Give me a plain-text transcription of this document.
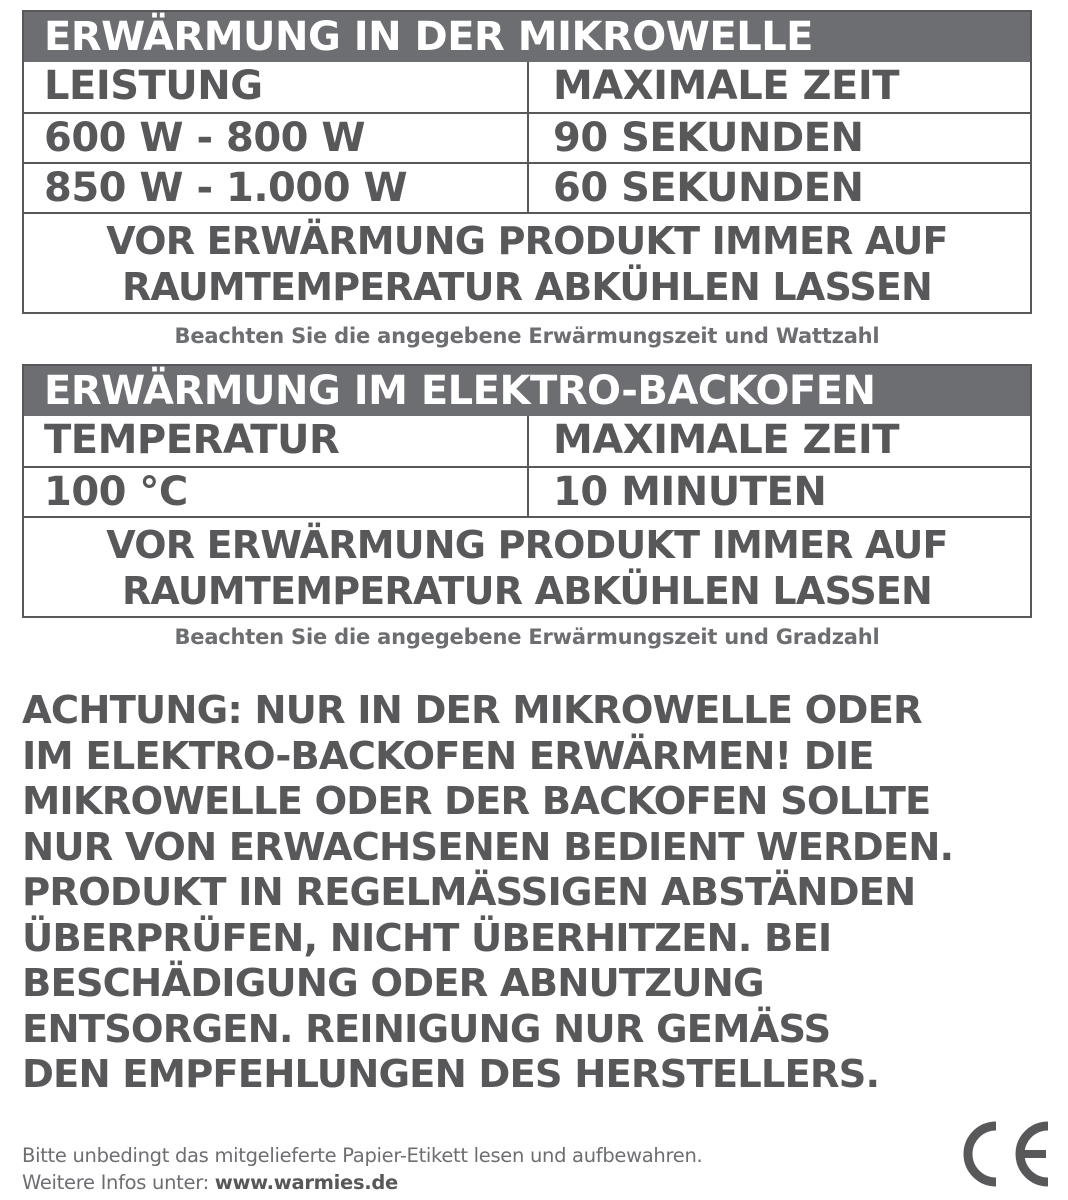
ERWÄRMUNG IN DER MIKROWELLE
LEISTUNG	MAXIMALE ZEIT
600 W - 800 W	90 SEKUNDEN
850 W - 1.000 W	60 SEKUNDEN
VOR ERWÄRMUNG PRODUKT IMMER AUF
RAUMTEMPERATUR ABKÜHLEN LASSEN
Beachten Sie die angegebene Erwärmungszeit und Wattzahl
ERWÄRMUNG IM ELEKTRO-BACKOFEN
TEMPERATUR	MAXIMALE ZEIT
100 °C	10 MINUTEN
VOR ERWÄRMUNG PRODUKT IMMER AUF
RAUMTEMPERATUR ABKÜHLEN LASSEN
Beachten Sie die angegebene Erwärmungszeit und Gradzahl
ACHTUNG: NUR IN DER MIKROWELLE ODER
IM ELEKTRO-BACKOFEN ERWÄRMEN! DIE
MIKROWELLE ODER DER BACKOFEN SOLLTE
NUR VON ERWACHSENEN BEDIENT WERDEN.
PRODUKT IN REGELMÄSSIGEN ABSTÄNDEN
ÜBERPRÜFEN, NICHT ÜBERHITZEN. BEI
BESCHÄDIGUNG ODER ABNUTZUNG
ENTSORGEN. REINIGUNG NUR GEMÄSS
DEN EMPFEHLUNGEN DES HERSTELLERS.
Bitte unbedingt das mitgelieferte Papier-Etikett lesen und aufbewahren.
Weitere Infos unter: www.warmies.de
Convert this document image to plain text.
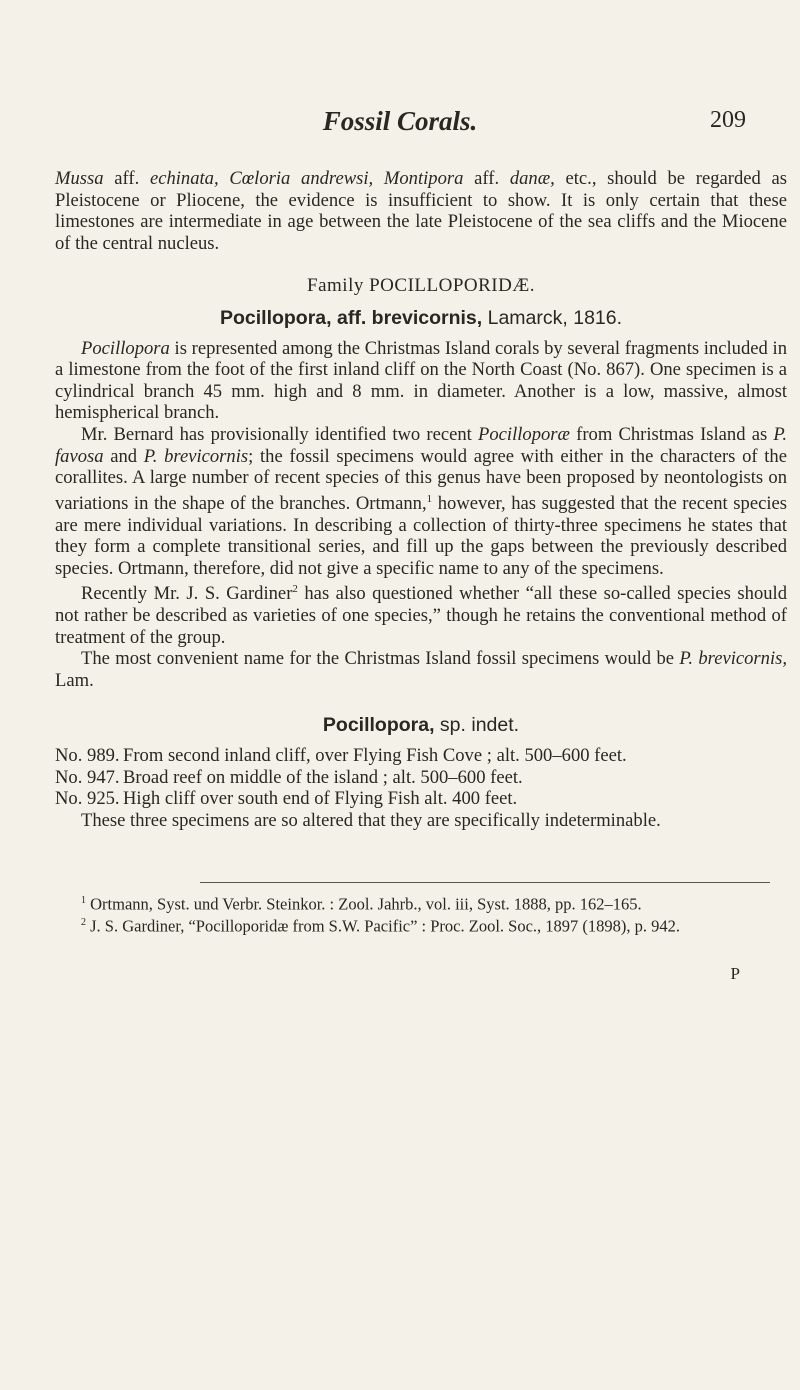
Fossil Corals.	209

Mussa aff. echinata, Cœloria andrewsi, Montipora aff. danæ, etc., should be regarded as Pleistocene or Pliocene, the evidence is insufficient to show. It is only certain that these limestones are intermediate in age between the late Pleistocene of the sea cliffs and the Miocene of the central nucleus.

Family POCILLOPORIDÆ.
Pocillopora, aff. brevicornis, Lamarck, 1816.

Pocillopora is represented among the Christmas Island corals by several fragments included in a limestone from the foot of the first inland cliff on the North Coast (No. 867). One specimen is a cylindrical branch 45 mm. high and 8 mm. in diameter. Another is a low, massive, almost hemispherical branch.

Mr. Bernard has provisionally identified two recent Pocilloporæ from Christmas Island as P. favosa and P. brevicornis; the fossil specimens would agree with either in the characters of the corallites. A large number of recent species of this genus have been proposed by neontologists on variations in the shape of the branches. Ortmann,$^1$ however, has suggested that the recent species are mere individual variations. In describing a collection of thirty-three specimens he states that they form a complete transitional series, and fill up the gaps between the previously described species. Ortmann, therefore, did not give a specific name to any of the specimens.

Recently Mr. J. S. Gardiner$^2$ has also questioned whether “all these so-called species should not rather be described as varieties of one species,” though he retains the conventional method of treatment of the group.

The most convenient name for the Christmas Island fossil specimens would be P. brevicornis, Lam.

Pocillopora, sp. indet.

No. 989. From second inland cliff, over Flying Fish Cove ; alt. 500–600 feet.

No. 947. Broad reef on middle of the island ; alt. 500–600 feet.

No. 925. High cliff over south end of Flying Fish alt. 400 feet.

These three specimens are so altered that they are specifically indeterminable.

$^1$ Ortmann, Syst. und Verbr. Steinkor. : Zool. Jahrb., vol. iii, Syst. 1888, pp. 162–165.

$^2$ J. S. Gardiner, “Pocilloporidæ from S.W. Pacific” : Proc. Zool. Soc., 1897 (1898), p. 942.

P
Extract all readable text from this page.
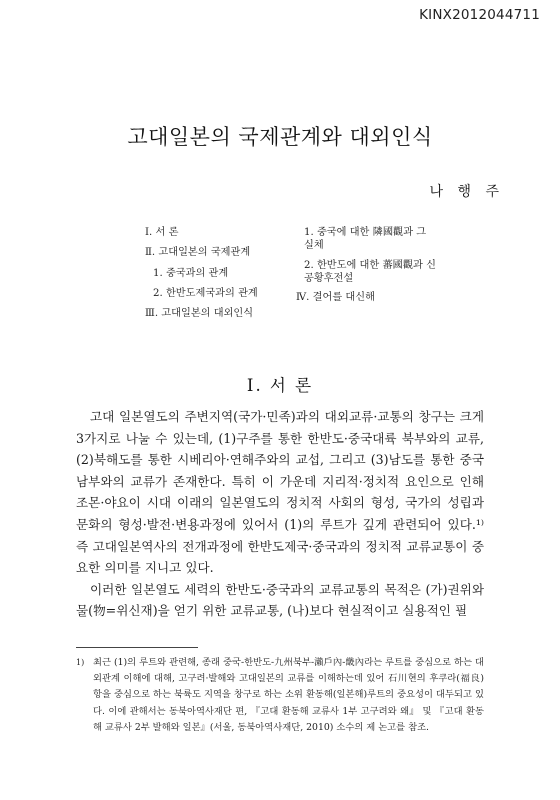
KINX2012044711
고대일본의 국제관계와 대외인식
나 행 주
Ⅰ. 서 론
Ⅱ. 고대일본의 국제관계
1. 중국과의 관계
2. 한반도제국과의 관계
Ⅲ. 고대일본의 대외인식
1. 중국에 대한 隣國觀과 그 실체
2. 한반도에 대한 蕃國觀과 신공황후전설
Ⅳ. 결어를 대신해
Ⅰ. 서 론

고대 일본열도의 주변지역(국가·민족)과의 대외교류·교통의 창구는 크게 3가지로 나눌 수 있는데, (1)구주를 통한 한반도·중국대륙 북부와의 교류, (2)북해도를 통한 시베리아·연해주와의 교섭, 그리고 (3)남도를 통한 중국남부와의 교류가 존재한다. 특히 이 가운데 지리적·정치적 요인으로 인해 조몬·야요이 시대 이래의 일본열도의 정치적 사회의 형성, 국가의 성립과 문화의 형성·발전·변용과정에 있어서 (1)의 루트가 깊게 관련되어 있다.¹⁾ 즉 고대일본역사의 전개과정에 한반도제국·중국과의 정치적 교류교통이 중요한 의미를 지니고 있다.

이러한 일본열도 세력의 한반도·중국과의 교류교통의 목적은 (가)권위와 물(物=위신재)을 얻기 위한 교류교통, (나)보다 현실적이고 실용적인 필

1) 최근 (1)의 루트와 관련해, 종래 중국-한반도-九州북부-瀨戶內-畿內라는 루트를 중심으로 하는 대외관계 이해에 대해, 고구려·발해와 고대일본의 교류를 이해하는데 있어 石川현의 후쿠라(福良)항을 중심으로 하는 북륙도 지역을 창구로 하는 소위 환동해(일본해)루트의 중요성이 대두되고 있다. 이에 관해서는 동북아역사재단 편, 『고대 환동해 교류사 1부 고구려와 왜』 및 『고대 환동해 교류사 2부 발해와 일본』(서울, 동북아역사재단, 2010) 소수의 제 논고를 참조.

★ ★ ★ ★ ★ ★ ★

Retype the entries word for word. Omit any images.

Written solution ▸
Give me a plain-text transcription of this document.
ERWÄRMUNG IN DER MIKROWELLE
LEISTUNG	MAXIMALE ZEIT
600 W - 800 W	90 SEKUNDEN
850 W - 1.000 W	60 SEKUNDEN
VOR ERWÄRMUNG PRODUKT IMMER AUF
RAUMTEMPERATUR ABKÜHLEN LASSEN
Beachten Sie die angegebene Erwärmungszeit und Wattzahl
ERWÄRMUNG IM ELEKTRO-BACKOFEN
TEMPERATUR	MAXIMALE ZEIT
100 °C	10 MINUTEN
VOR ERWÄRMUNG PRODUKT IMMER AUF
RAUMTEMPERATUR ABKÜHLEN LASSEN
Beachten Sie die angegebene Erwärmungszeit und Gradzahl
ACHTUNG: NUR IN DER MIKROWELLE ODER
IM ELEKTRO-BACKOFEN ERWÄRMEN! DIE
MIKROWELLE ODER DER BACKOFEN SOLLTE
NUR VON ERWACHSENEN BEDIENT WERDEN.
PRODUKT IN REGELMÄSSIGEN ABSTÄNDEN
ÜBERPRÜFEN, NICHT ÜBERHITZEN. BEI
BESCHÄDIGUNG ODER ABNUTZUNG
ENTSORGEN. REINIGUNG NUR GEMÄSS
DEN EMPFEHLUNGEN DES HERSTELLERS.
Bitte unbedingt das mitgelieferte Papier-Etikett lesen und aufbewahren.
Weitere Infos unter: www.warmies.de
Convert this document image to plain text.
Fossil Corals.	209

Mussa aff. echinata, Cœloria andrewsi, Montipora aff. danæ, etc., should be regarded as Pleistocene or Pliocene, the evidence is insufficient to show. It is only certain that these limestones are intermediate in age between the late Pleistocene of the sea cliffs and the Miocene of the central nucleus.

Family POCILLOPORIDÆ.
Pocillopora, aff. brevicornis, Lamarck, 1816.

Pocillopora is represented among the Christmas Island corals by several fragments included in a limestone from the foot of the first inland cliff on the North Coast (No. 867). One specimen is a cylindrical branch 45 mm. high and 8 mm. in diameter. Another is a low, massive, almost hemispherical branch.

Mr. Bernard has provisionally identified two recent Pocilloporæ from Christmas Island as P. favosa and P. brevicornis; the fossil specimens would agree with either in the characters of the corallites. A large number of recent species of this genus have been proposed by neontologists on variations in the shape of the branches. Ortmann,$^1$ however, has suggested that the recent species are mere individual variations. In describing a collection of thirty-three specimens he states that they form a complete transitional series, and fill up the gaps between the previously described species. Ortmann, therefore, did not give a specific name to any of the specimens.

Recently Mr. J. S. Gardiner$^2$ has also questioned whether “all these so-called species should not rather be described as varieties of one species,” though he retains the conventional method of treatment of the group.

The most convenient name for the Christmas Island fossil specimens would be P. brevicornis, Lam.

Pocillopora, sp. indet.

No. 989. From second inland cliff, over Flying Fish Cove ; alt. 500–600 feet.

No. 947. Broad reef on middle of the island ; alt. 500–600 feet.

No. 925. High cliff over south end of Flying Fish alt. 400 feet.

These three specimens are so altered that they are specifically indeterminable.

$^1$ Ortmann, Syst. und Verbr. Steinkor. : Zool. Jahrb., vol. iii, Syst. 1888, pp. 162–165.

$^2$ J. S. Gardiner, “Pocilloporidæ from S.W. Pacific” : Proc. Zool. Soc., 1897 (1898), p. 942.

P
Extract all readable text from this page.
KINX2012044711
고대일본의 국제관계와 대외인식
나 행 주
Ⅰ. 서 론
Ⅱ. 고대일본의 국제관계
1. 중국과의 관계
2. 한반도제국과의 관계
Ⅲ. 고대일본의 대외인식
1. 중국에 대한 隣國觀과 그 실체
2. 한반도에 대한 蕃國觀과 신공황후전설
Ⅳ. 결어를 대신해
Ⅰ. 서 론

고대 일본열도의 주변지역(국가·민족)과의 대외교류·교통의 창구는 크게 3가지로 나눌 수 있는데, (1)구주를 통한 한반도·중국대륙 북부와의 교류, (2)북해도를 통한 시베리아·연해주와의 교섭, 그리고 (3)남도를 통한 중국남부와의 교류가 존재한다. 특히 이 가운데 지리적·정치적 요인으로 인해 조몬·야요이 시대 이래의 일본열도의 정치적 사회의 형성, 국가의 성립과 문화의 형성·발전·변용과정에 있어서 (1)의 루트가 깊게 관련되어 있다.¹⁾ 즉 고대일본역사의 전개과정에 한반도제국·중국과의 정치적 교류교통이 중요한 의미를 지니고 있다.

이러한 일본열도 세력의 한반도·중국과의 교류교통의 목적은 (가)권위와 물(物=위신재)을 얻기 위한 교류교통, (나)보다 현실적이고 실용적인 필

1) 최근 (1)의 루트와 관련해, 종래 중국-한반도-九州북부-瀨戶內-畿內라는 루트를 중심으로 하는 대외관계 이해에 대해, 고구려·발해와 고대일본의 교류를 이해하는데 있어 石川현의 후쿠라(福良)항을 중심으로 하는 북륙도 지역을 창구로 하는 소위 환동해(일본해)루트의 중요성이 대두되고 있다. 이에 관해서는 동북아역사재단 편, 『고대 환동해 교류사 1부 고구려와 왜』 및 『고대 환동해 교류사 2부 발해와 일본』(서울, 동북아역사재단, 2010) 소수의 제 논고를 참조.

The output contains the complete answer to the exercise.